##### MATERIAL SUPPLIED

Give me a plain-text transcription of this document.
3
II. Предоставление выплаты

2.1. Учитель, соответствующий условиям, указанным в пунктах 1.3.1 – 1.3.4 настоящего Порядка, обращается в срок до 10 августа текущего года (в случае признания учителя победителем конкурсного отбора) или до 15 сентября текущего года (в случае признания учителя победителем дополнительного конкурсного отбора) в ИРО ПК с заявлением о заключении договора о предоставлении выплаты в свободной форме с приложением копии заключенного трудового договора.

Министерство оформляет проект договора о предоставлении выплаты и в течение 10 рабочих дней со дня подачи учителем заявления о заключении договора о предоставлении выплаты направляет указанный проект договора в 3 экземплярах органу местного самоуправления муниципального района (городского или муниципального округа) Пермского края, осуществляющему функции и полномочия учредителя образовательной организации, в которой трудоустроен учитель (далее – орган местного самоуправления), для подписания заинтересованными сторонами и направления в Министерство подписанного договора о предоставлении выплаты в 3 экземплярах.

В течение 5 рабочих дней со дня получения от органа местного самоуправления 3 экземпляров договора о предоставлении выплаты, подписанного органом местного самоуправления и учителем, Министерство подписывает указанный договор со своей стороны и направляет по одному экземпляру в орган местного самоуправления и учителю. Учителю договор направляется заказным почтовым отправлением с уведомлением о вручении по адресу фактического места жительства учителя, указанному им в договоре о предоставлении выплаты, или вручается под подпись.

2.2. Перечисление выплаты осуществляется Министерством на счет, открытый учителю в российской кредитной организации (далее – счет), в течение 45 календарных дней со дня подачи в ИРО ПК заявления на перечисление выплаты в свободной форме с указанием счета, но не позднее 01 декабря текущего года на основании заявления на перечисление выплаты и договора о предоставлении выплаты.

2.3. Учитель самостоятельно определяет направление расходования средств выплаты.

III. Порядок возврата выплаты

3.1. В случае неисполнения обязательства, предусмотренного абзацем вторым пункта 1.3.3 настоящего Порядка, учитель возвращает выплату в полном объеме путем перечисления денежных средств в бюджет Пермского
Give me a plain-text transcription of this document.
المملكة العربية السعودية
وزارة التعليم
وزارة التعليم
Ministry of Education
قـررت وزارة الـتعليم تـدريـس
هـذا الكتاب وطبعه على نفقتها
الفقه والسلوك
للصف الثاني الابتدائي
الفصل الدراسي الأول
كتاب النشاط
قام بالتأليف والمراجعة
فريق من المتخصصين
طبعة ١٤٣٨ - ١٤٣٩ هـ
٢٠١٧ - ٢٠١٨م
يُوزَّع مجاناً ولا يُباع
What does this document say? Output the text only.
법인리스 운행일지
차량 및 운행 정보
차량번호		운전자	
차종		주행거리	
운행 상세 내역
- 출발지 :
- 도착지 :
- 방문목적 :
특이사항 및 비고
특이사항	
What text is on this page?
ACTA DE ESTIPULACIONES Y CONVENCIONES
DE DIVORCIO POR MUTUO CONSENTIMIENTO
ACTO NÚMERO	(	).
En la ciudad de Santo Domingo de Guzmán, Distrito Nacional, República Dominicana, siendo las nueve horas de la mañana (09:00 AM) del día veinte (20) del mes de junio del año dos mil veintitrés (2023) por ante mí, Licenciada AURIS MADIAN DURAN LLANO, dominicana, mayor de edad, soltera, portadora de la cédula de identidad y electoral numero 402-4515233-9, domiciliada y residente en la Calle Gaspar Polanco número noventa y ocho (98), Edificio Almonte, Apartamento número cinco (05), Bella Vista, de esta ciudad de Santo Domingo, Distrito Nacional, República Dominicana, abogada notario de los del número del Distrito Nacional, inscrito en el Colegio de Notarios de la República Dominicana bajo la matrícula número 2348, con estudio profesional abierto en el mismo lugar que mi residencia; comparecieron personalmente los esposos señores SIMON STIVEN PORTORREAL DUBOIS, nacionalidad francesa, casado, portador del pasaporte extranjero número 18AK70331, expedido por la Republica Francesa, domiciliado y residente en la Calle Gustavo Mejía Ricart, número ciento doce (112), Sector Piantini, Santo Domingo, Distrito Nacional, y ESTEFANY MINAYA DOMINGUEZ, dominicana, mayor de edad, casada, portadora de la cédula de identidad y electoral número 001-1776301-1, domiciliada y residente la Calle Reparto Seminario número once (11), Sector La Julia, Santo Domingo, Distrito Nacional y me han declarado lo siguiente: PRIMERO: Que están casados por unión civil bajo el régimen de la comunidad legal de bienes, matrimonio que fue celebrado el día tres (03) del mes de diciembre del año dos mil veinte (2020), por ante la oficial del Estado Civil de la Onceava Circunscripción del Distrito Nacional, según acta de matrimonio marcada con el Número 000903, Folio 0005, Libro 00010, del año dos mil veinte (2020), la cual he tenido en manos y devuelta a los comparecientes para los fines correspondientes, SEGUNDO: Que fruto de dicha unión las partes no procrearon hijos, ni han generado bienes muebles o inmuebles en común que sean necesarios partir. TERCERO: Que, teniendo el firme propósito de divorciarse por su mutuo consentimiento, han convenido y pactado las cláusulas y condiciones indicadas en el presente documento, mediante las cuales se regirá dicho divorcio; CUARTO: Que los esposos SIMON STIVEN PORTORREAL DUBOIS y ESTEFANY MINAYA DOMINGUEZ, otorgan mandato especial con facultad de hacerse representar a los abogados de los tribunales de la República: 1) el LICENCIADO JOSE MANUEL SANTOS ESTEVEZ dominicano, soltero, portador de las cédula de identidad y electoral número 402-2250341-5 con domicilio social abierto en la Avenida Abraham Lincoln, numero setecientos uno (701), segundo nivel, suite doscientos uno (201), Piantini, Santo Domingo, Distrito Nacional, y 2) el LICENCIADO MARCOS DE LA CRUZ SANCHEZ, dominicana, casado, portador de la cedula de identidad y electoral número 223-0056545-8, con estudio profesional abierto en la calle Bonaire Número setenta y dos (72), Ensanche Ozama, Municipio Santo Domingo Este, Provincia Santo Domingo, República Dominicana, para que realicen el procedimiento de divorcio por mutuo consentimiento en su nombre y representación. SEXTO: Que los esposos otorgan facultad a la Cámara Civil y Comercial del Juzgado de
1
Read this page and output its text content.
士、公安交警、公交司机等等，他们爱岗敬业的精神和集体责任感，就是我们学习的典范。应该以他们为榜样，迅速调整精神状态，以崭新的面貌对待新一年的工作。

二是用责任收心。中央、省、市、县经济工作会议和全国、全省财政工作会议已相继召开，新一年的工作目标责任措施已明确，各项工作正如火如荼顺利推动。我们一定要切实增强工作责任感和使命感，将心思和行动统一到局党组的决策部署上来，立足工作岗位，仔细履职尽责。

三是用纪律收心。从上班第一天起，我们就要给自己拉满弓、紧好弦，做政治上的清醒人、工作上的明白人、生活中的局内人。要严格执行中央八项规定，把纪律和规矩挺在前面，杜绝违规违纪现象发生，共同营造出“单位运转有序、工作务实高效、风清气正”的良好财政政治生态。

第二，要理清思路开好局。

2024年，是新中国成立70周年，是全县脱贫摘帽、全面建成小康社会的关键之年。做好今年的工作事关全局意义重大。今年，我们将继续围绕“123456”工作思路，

##########

WORK TO BE COMPLETED: Count how many lines above include the word "настоящего" and answer with that figure only.

FULL SOLUTION: 2